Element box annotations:
● ● ●

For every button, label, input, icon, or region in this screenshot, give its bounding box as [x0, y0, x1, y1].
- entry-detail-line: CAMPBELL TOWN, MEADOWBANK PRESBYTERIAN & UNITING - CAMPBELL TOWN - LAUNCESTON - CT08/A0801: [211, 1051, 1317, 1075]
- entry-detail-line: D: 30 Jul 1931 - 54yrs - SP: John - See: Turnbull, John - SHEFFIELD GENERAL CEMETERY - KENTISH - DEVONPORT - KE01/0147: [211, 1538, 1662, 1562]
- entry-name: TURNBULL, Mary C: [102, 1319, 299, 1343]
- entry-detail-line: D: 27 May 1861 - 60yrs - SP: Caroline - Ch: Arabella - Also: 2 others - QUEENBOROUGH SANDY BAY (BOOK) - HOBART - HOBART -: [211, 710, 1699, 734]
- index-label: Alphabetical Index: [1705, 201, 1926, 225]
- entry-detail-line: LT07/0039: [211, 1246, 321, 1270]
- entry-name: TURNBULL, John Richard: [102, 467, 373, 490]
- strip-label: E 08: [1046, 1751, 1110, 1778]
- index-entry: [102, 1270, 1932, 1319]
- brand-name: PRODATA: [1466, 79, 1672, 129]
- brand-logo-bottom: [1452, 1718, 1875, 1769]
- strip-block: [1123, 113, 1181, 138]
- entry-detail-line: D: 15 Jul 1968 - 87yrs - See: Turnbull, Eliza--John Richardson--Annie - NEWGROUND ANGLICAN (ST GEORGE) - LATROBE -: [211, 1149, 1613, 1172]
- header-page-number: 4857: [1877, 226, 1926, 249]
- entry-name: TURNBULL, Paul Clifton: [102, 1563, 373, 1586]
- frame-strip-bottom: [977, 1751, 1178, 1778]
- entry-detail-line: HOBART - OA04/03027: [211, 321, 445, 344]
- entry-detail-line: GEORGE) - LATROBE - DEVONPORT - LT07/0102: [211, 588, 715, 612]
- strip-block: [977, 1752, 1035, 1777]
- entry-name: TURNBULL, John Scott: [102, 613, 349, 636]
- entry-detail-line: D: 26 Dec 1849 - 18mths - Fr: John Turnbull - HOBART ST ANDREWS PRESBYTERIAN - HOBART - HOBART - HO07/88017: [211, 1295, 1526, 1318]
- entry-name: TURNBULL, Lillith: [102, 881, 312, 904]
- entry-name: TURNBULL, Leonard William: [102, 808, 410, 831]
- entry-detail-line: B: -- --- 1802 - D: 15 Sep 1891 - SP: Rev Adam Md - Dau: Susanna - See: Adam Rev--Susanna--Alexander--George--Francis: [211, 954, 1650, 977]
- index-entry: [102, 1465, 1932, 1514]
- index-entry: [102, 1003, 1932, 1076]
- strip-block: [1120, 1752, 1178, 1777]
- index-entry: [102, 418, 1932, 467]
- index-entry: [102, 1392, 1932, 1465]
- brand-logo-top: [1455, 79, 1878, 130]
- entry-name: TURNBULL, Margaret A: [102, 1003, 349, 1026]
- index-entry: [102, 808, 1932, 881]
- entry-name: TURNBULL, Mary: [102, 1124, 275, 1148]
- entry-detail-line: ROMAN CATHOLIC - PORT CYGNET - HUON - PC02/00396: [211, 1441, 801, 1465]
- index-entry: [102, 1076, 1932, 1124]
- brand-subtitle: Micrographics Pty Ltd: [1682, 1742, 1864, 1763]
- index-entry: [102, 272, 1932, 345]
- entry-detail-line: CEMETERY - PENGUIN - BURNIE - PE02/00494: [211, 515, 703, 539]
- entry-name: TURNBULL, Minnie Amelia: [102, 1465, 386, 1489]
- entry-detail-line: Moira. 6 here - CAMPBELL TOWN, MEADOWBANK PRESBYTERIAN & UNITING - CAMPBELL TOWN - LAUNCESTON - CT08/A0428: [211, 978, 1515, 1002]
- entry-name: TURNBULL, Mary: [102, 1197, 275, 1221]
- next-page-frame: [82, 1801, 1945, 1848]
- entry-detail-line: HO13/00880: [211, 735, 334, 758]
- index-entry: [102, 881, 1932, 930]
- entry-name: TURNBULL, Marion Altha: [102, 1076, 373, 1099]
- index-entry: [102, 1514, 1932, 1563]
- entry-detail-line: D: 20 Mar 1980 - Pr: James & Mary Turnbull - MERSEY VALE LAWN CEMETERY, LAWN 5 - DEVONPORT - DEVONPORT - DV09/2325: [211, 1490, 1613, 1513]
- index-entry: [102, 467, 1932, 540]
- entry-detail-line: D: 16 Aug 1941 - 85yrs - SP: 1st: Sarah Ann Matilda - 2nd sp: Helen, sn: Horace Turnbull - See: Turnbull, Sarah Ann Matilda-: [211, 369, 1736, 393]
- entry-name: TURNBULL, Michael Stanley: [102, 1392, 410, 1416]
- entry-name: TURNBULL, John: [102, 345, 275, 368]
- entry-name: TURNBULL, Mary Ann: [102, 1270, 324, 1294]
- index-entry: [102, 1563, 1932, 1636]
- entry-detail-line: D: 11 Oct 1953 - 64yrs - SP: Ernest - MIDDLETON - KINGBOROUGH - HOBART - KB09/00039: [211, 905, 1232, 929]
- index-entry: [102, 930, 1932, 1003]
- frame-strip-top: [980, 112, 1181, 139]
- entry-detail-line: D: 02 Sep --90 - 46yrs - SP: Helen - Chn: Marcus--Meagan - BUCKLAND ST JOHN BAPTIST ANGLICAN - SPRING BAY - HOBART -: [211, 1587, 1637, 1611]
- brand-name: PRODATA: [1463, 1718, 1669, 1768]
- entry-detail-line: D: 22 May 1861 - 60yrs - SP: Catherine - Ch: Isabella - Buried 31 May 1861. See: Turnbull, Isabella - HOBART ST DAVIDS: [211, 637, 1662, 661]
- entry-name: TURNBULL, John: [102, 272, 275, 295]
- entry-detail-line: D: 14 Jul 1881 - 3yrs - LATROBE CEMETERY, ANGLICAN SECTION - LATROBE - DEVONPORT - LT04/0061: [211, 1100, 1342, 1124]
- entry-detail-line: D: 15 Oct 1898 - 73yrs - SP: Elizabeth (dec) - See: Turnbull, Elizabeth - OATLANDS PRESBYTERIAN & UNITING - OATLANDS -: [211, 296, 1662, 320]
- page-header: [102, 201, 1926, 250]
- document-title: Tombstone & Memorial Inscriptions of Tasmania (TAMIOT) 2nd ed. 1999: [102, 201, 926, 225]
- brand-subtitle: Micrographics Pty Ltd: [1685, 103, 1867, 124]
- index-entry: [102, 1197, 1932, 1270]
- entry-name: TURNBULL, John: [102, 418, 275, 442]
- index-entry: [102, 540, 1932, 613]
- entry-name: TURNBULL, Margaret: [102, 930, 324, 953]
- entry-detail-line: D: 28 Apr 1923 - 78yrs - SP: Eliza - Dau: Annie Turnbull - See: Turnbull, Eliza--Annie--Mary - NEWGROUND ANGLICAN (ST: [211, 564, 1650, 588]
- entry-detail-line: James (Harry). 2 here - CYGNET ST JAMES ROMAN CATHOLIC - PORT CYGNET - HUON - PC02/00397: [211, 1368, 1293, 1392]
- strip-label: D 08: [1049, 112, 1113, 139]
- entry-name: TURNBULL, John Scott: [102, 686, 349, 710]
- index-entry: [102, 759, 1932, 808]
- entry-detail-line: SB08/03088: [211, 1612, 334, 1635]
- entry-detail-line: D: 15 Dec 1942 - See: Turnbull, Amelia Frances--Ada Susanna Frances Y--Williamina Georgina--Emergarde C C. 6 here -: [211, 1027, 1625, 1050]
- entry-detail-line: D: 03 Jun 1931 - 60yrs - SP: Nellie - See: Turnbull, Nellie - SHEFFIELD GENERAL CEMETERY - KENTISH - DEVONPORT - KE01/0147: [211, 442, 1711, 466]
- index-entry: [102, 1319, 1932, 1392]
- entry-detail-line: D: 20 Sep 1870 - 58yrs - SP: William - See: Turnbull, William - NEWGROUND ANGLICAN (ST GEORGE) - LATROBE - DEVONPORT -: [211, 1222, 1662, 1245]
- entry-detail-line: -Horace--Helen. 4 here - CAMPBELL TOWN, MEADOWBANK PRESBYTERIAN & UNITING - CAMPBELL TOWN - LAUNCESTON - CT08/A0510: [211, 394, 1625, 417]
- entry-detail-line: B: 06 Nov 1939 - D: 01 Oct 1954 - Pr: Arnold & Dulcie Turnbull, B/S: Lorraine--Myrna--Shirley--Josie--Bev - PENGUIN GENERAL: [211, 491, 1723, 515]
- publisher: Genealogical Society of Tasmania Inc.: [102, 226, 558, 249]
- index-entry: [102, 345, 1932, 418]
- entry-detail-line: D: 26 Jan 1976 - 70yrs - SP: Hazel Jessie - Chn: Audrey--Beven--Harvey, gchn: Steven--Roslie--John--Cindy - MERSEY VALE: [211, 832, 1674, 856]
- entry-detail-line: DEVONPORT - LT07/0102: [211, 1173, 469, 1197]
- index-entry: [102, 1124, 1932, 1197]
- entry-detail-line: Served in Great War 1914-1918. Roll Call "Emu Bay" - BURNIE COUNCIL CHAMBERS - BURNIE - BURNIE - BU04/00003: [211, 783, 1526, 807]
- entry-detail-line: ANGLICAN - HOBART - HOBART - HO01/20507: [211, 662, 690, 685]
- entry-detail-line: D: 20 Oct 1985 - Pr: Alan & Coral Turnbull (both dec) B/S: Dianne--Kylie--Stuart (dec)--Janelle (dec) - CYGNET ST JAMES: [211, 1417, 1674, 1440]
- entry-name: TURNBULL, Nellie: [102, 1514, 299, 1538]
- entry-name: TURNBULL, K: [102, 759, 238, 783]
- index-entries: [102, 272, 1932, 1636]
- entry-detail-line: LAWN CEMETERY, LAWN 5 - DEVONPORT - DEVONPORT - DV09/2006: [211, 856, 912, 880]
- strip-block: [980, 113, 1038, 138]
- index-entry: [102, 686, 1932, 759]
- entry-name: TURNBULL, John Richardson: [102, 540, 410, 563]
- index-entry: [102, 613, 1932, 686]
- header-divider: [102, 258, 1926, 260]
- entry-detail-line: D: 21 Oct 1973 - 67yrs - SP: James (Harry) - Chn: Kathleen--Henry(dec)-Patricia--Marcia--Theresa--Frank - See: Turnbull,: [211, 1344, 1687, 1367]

● ● ●

**Problem:** Please repeat everything from the start of the records down to the line that contains "- entry-detail-line: CAMPBELL", both ends included.

**Full solution:**
For every button, label, input, icon, or region in this screenshot, give its bounding box as [x0, y0, x1, y1].
- entry-detail-line: CAMPBELL TOWN, MEADOWBANK PRESBYTERIAN & UNITING - CAMPBELL TOWN - LAUNCESTON - CT08/A0801: [211, 1051, 1317, 1075]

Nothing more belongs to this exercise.